◆ **Dataset extract**
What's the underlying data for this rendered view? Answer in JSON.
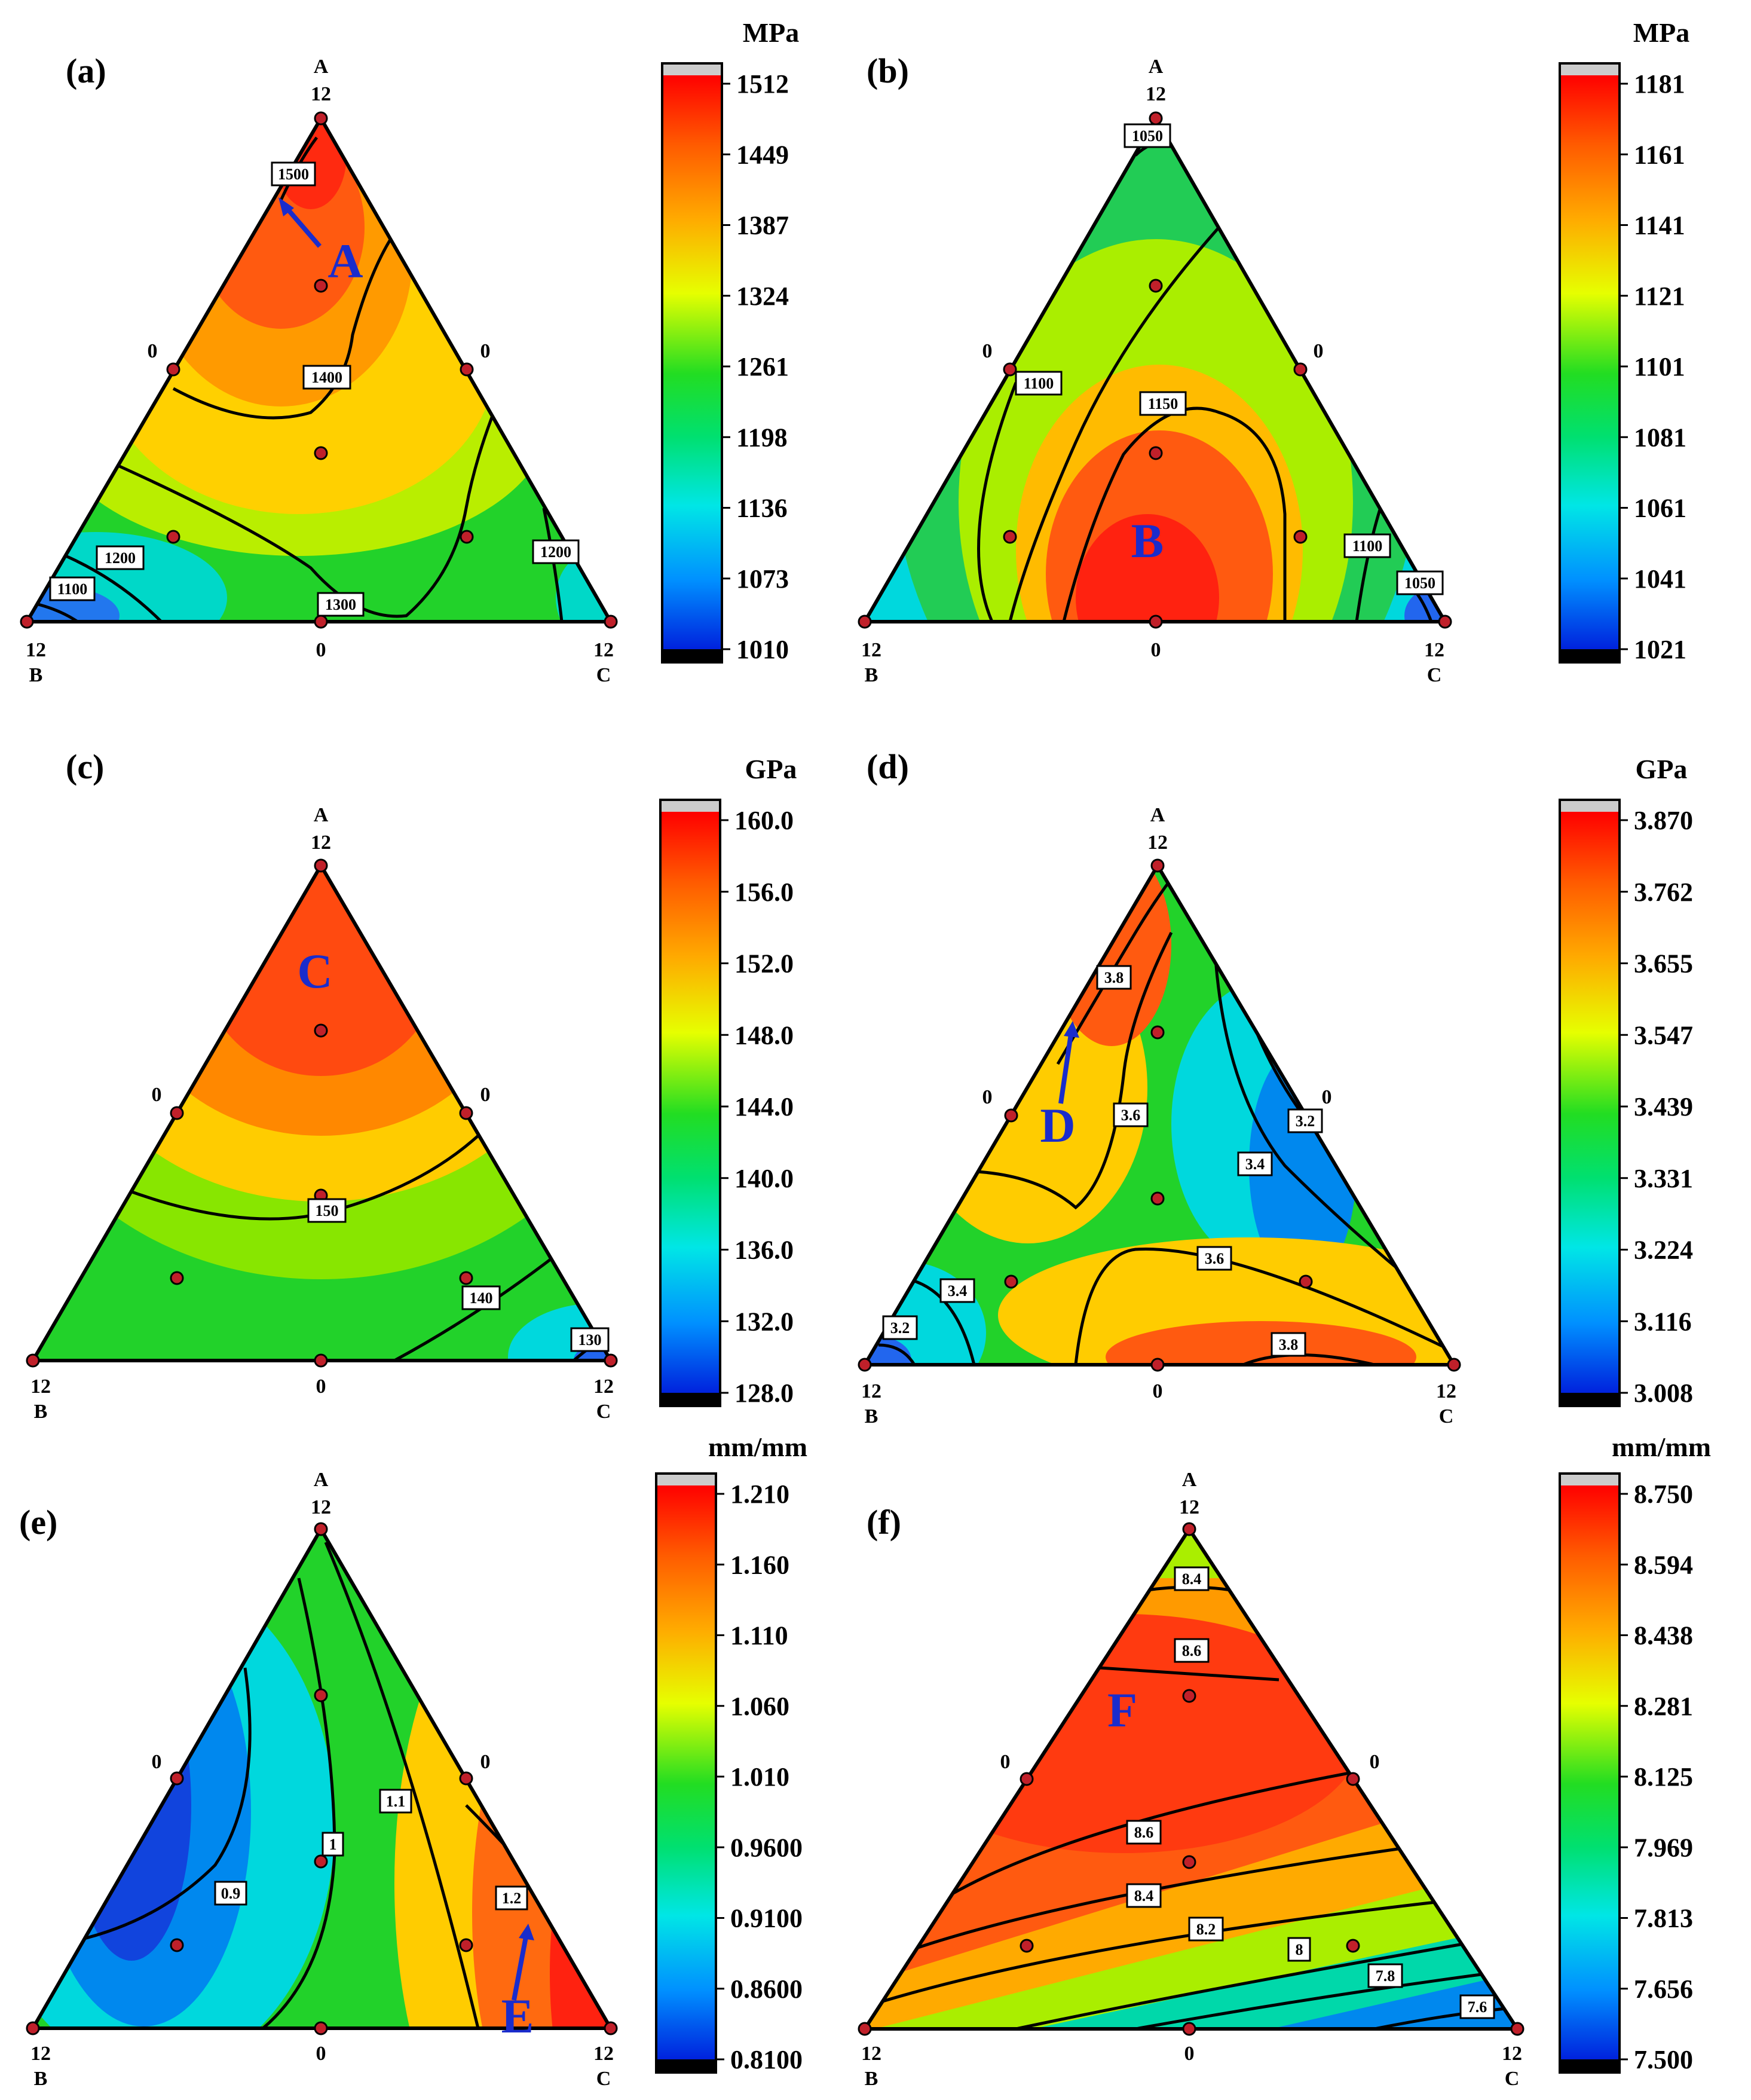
{
  "figure": {
    "vertex_label_A": "A",
    "vertex_label_B": "B",
    "vertex_label_C": "C",
    "vertex_max": "12",
    "vertex_zero": "0"
  },
  "chart_data": [
    {
      "type": "ternary-contour",
      "panel": "(a)",
      "unit": "MPa",
      "colorbar_ticks": [
        "1512",
        "1449",
        "1387",
        "1324",
        "1261",
        "1198",
        "1136",
        "1073",
        "1010"
      ],
      "colorbar_range": [
        1010,
        1512
      ],
      "contour_labels": [
        "1500",
        "1400",
        "1300",
        "1200",
        "1200",
        "1100"
      ],
      "annotation": "A"
    },
    {
      "type": "ternary-contour",
      "panel": "(b)",
      "unit": "MPa",
      "colorbar_ticks": [
        "1181",
        "1161",
        "1141",
        "1121",
        "1101",
        "1081",
        "1061",
        "1041",
        "1021"
      ],
      "colorbar_range": [
        1021,
        1181
      ],
      "contour_labels": [
        "1050",
        "1100",
        "1150",
        "1100",
        "1050"
      ],
      "annotation": "B"
    },
    {
      "type": "ternary-contour",
      "panel": "(c)",
      "unit": "GPa",
      "colorbar_ticks": [
        "160.0",
        "156.0",
        "152.0",
        "148.0",
        "144.0",
        "140.0",
        "136.0",
        "132.0",
        "128.0"
      ],
      "colorbar_range": [
        128.0,
        160.0
      ],
      "contour_labels": [
        "150",
        "140",
        "130"
      ],
      "annotation": "C"
    },
    {
      "type": "ternary-contour",
      "panel": "(d)",
      "unit": "GPa",
      "colorbar_ticks": [
        "3.870",
        "3.762",
        "3.655",
        "3.547",
        "3.439",
        "3.331",
        "3.224",
        "3.116",
        "3.008"
      ],
      "colorbar_range": [
        3.008,
        3.87
      ],
      "contour_labels": [
        "3.8",
        "3.6",
        "3.2",
        "3.4",
        "3.6",
        "3.4",
        "3.2",
        "3.8"
      ],
      "annotation": "D"
    },
    {
      "type": "ternary-contour",
      "panel": "(e)",
      "unit": "mm/mm",
      "colorbar_ticks": [
        "1.210",
        "1.160",
        "1.110",
        "1.060",
        "1.010",
        "0.9600",
        "0.9100",
        "0.8600",
        "0.8100"
      ],
      "colorbar_range": [
        0.81,
        1.21
      ],
      "contour_labels": [
        "1.1",
        "1",
        "0.9",
        "1.2"
      ],
      "annotation": "E"
    },
    {
      "type": "ternary-contour",
      "panel": "(f)",
      "unit": "mm/mm",
      "colorbar_ticks": [
        "8.750",
        "8.594",
        "8.438",
        "8.281",
        "8.125",
        "7.969",
        "7.813",
        "7.656",
        "7.500"
      ],
      "colorbar_range": [
        7.5,
        8.75
      ],
      "contour_labels": [
        "8.4",
        "8.6",
        "8.6",
        "8.4",
        "8.2",
        "8",
        "7.8",
        "7.6"
      ],
      "annotation": "F"
    }
  ]
}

◆ **Given problem**
Each entry gets copied exactly; the pictures stay out.

◆ **Full output**
What's the underlying data for this rendered view? Answer in JSON.
{
  "figure": {
    "vertex_label_A": "A",
    "vertex_label_B": "B",
    "vertex_label_C": "C",
    "vertex_max": "12",
    "vertex_zero": "0"
  },
  "chart_data": [
    {
      "type": "ternary-contour",
      "panel": "(a)",
      "unit": "MPa",
      "colorbar_ticks": [
        "1512",
        "1449",
        "1387",
        "1324",
        "1261",
        "1198",
        "1136",
        "1073",
        "1010"
      ],
      "colorbar_range": [
        1010,
        1512
      ],
      "contour_labels": [
        "1500",
        "1400",
        "1300",
        "1200",
        "1200",
        "1100"
      ],
      "annotation": "A"
    },
    {
      "type": "ternary-contour",
      "panel": "(b)",
      "unit": "MPa",
      "colorbar_ticks": [
        "1181",
        "1161",
        "1141",
        "1121",
        "1101",
        "1081",
        "1061",
        "1041",
        "1021"
      ],
      "colorbar_range": [
        1021,
        1181
      ],
      "contour_labels": [
        "1050",
        "1100",
        "1150",
        "1100",
        "1050"
      ],
      "annotation": "B"
    },
    {
      "type": "ternary-contour",
      "panel": "(c)",
      "unit": "GPa",
      "colorbar_ticks": [
        "160.0",
        "156.0",
        "152.0",
        "148.0",
        "144.0",
        "140.0",
        "136.0",
        "132.0",
        "128.0"
      ],
      "colorbar_range": [
        128.0,
        160.0
      ],
      "contour_labels": [
        "150",
        "140",
        "130"
      ],
      "annotation": "C"
    },
    {
      "type": "ternary-contour",
      "panel": "(d)",
      "unit": "GPa",
      "colorbar_ticks": [
        "3.870",
        "3.762",
        "3.655",
        "3.547",
        "3.439",
        "3.331",
        "3.224",
        "3.116",
        "3.008"
      ],
      "colorbar_range": [
        3.008,
        3.87
      ],
      "contour_labels": [
        "3.8",
        "3.6",
        "3.2",
        "3.4",
        "3.6",
        "3.4",
        "3.2",
        "3.8"
      ],
      "annotation": "D"
    },
    {
      "type": "ternary-contour",
      "panel": "(e)",
      "unit": "mm/mm",
      "colorbar_ticks": [
        "1.210",
        "1.160",
        "1.110",
        "1.060",
        "1.010",
        "0.9600",
        "0.9100",
        "0.8600",
        "0.8100"
      ],
      "colorbar_range": [
        0.81,
        1.21
      ],
      "contour_labels": [
        "1.1",
        "1",
        "0.9",
        "1.2"
      ],
      "annotation": "E"
    },
    {
      "type": "ternary-contour",
      "panel": "(f)",
      "unit": "mm/mm",
      "colorbar_ticks": [
        "8.750",
        "8.594",
        "8.438",
        "8.281",
        "8.125",
        "7.969",
        "7.813",
        "7.656",
        "7.500"
      ],
      "colorbar_range": [
        7.5,
        8.75
      ],
      "contour_labels": [
        "8.4",
        "8.6",
        "8.6",
        "8.4",
        "8.2",
        "8",
        "7.8",
        "7.6"
      ],
      "annotation": "F"
    }
  ]
}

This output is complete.